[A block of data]

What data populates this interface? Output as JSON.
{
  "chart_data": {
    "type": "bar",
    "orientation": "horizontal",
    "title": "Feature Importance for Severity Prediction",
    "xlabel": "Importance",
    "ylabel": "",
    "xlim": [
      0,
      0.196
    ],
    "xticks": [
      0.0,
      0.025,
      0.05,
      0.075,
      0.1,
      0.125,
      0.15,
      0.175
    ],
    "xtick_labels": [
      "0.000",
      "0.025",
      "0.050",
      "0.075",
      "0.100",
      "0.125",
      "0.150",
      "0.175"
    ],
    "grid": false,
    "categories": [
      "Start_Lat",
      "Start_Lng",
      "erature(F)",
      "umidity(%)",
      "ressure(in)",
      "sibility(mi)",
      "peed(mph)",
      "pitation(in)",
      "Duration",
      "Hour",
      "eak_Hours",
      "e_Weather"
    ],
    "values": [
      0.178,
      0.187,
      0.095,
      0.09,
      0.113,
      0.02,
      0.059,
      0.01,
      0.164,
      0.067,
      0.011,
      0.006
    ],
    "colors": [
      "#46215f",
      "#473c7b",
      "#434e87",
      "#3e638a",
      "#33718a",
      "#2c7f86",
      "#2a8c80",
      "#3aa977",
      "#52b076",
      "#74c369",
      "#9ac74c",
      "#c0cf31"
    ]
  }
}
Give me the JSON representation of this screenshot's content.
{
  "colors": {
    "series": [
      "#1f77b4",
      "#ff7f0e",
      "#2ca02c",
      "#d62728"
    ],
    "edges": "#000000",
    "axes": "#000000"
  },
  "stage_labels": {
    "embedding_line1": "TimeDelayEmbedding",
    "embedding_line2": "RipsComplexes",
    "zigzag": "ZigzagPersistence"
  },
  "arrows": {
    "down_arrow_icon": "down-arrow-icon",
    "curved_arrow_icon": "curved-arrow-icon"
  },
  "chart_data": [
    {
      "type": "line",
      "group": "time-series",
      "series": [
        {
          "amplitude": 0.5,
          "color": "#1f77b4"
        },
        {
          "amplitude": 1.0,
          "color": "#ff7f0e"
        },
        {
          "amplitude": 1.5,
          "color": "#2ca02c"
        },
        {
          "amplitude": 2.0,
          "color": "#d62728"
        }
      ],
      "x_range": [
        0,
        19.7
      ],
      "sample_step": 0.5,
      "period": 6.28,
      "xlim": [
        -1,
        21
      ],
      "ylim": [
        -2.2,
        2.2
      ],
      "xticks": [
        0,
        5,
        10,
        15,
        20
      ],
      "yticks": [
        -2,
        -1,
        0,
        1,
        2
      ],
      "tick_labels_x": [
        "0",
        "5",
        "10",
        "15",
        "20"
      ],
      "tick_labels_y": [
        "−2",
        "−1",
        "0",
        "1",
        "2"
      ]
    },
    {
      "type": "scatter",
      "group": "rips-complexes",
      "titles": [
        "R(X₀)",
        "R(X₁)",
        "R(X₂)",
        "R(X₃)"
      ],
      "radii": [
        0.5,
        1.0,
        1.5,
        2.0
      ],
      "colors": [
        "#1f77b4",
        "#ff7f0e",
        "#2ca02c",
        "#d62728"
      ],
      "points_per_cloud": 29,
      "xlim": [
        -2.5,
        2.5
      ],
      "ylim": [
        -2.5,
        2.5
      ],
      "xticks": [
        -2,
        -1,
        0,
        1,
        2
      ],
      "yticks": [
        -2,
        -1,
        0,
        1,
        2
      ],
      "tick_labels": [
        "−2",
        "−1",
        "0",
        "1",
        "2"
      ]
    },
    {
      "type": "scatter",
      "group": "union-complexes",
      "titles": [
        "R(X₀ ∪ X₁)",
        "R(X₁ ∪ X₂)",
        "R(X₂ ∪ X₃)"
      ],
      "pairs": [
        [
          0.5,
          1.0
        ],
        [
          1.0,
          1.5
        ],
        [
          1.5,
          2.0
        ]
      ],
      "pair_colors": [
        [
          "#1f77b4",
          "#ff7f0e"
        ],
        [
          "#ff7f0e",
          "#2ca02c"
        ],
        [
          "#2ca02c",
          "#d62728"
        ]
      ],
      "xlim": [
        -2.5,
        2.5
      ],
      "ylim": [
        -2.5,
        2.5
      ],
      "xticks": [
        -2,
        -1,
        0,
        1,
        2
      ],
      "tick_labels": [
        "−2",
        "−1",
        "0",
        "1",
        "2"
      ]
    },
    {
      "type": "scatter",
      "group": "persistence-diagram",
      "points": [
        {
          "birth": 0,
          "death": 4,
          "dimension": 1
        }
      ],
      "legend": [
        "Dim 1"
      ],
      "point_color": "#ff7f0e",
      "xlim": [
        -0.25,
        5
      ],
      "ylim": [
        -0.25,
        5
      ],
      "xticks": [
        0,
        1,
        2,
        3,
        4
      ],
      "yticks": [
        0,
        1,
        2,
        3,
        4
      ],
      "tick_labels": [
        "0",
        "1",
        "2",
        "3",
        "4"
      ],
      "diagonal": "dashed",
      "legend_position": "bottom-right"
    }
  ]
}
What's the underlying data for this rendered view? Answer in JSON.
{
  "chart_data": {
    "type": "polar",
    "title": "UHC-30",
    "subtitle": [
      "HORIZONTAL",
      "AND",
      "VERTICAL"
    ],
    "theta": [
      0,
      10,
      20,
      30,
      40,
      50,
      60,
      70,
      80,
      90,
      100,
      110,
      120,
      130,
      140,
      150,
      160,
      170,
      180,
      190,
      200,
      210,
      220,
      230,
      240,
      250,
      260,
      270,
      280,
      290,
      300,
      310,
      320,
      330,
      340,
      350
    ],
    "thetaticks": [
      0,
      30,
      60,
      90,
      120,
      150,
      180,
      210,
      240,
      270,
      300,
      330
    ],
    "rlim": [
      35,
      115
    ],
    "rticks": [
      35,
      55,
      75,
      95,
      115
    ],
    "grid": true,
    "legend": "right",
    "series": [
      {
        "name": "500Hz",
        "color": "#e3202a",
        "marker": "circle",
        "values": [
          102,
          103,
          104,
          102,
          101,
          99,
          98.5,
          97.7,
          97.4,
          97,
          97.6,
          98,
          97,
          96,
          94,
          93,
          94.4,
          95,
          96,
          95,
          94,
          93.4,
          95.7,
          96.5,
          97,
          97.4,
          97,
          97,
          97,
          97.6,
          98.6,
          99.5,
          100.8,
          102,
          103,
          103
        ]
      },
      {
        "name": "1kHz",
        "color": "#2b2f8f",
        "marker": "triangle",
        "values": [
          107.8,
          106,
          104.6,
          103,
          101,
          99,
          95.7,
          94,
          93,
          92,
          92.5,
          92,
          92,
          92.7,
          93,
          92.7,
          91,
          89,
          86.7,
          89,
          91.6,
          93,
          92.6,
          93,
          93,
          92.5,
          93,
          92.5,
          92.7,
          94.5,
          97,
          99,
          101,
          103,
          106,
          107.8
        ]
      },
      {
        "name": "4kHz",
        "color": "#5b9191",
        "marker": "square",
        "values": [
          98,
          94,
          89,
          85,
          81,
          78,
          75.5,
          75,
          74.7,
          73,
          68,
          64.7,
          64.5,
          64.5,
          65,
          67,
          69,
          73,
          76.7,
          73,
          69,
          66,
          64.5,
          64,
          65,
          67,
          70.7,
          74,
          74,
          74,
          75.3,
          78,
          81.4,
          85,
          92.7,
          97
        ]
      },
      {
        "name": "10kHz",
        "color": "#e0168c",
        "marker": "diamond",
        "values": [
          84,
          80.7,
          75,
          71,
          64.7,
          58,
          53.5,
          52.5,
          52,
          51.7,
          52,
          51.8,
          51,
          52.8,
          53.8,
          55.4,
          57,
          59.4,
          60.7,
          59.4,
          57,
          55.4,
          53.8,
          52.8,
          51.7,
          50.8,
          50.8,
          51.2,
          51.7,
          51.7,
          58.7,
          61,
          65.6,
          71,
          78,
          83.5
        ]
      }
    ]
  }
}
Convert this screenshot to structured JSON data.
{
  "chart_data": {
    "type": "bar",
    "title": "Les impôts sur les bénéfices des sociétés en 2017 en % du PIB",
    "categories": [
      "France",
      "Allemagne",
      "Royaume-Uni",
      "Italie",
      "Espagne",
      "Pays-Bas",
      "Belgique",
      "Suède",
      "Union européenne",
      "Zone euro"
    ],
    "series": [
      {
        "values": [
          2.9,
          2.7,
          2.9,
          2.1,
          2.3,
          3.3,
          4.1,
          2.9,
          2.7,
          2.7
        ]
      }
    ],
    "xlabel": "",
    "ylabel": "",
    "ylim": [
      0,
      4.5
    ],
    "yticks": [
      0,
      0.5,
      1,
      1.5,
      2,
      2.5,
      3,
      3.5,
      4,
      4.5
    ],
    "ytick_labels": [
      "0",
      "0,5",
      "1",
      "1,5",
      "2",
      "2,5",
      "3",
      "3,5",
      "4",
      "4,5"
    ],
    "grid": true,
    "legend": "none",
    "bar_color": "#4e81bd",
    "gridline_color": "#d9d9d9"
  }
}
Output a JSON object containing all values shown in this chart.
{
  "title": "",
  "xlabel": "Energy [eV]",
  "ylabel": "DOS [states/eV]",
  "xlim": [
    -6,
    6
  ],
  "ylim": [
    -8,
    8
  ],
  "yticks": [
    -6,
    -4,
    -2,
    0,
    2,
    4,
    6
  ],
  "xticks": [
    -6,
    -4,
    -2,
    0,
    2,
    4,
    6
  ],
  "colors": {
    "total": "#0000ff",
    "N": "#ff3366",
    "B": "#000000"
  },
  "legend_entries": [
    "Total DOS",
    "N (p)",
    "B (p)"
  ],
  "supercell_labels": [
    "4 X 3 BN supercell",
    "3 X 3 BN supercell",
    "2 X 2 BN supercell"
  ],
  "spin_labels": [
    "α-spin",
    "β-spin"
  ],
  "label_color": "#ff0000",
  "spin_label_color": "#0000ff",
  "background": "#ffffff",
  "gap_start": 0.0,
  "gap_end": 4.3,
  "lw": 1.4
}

**TASK STATEMENT:** Produce an exact repeat of the lines from the one containing "Output a JSON" through the last line of the data, and nothing more.

**OUTPUT OF THE EXERCISE:**
Output a JSON object containing all values shown in this chart.
{
  "title": "",
  "xlabel": "Energy [eV]",
  "ylabel": "DOS [states/eV]",
  "xlim": [
    -6,
    6
  ],
  "ylim": [
    -8,
    8
  ],
  "yticks": [
    -6,
    -4,
    -2,
    0,
    2,
    4,
    6
  ],
  "xticks": [
    -6,
    -4,
    -2,
    0,
    2,
    4,
    6
  ],
  "colors": {
    "total": "#0000ff",
    "N": "#ff3366",
    "B": "#000000"
  },
  "legend_entries": [
    "Total DOS",
    "N (p)",
    "B (p)"
  ],
  "supercell_labels": [
    "4 X 3 BN supercell",
    "3 X 3 BN supercell",
    "2 X 2 BN supercell"
  ],
  "spin_labels": [
    "α-spin",
    "β-spin"
  ],
  "label_color": "#ff0000",
  "spin_label_color": "#0000ff",
  "background": "#ffffff",
  "gap_start": 0.0,
  "gap_end": 4.3,
  "lw": 1.4
}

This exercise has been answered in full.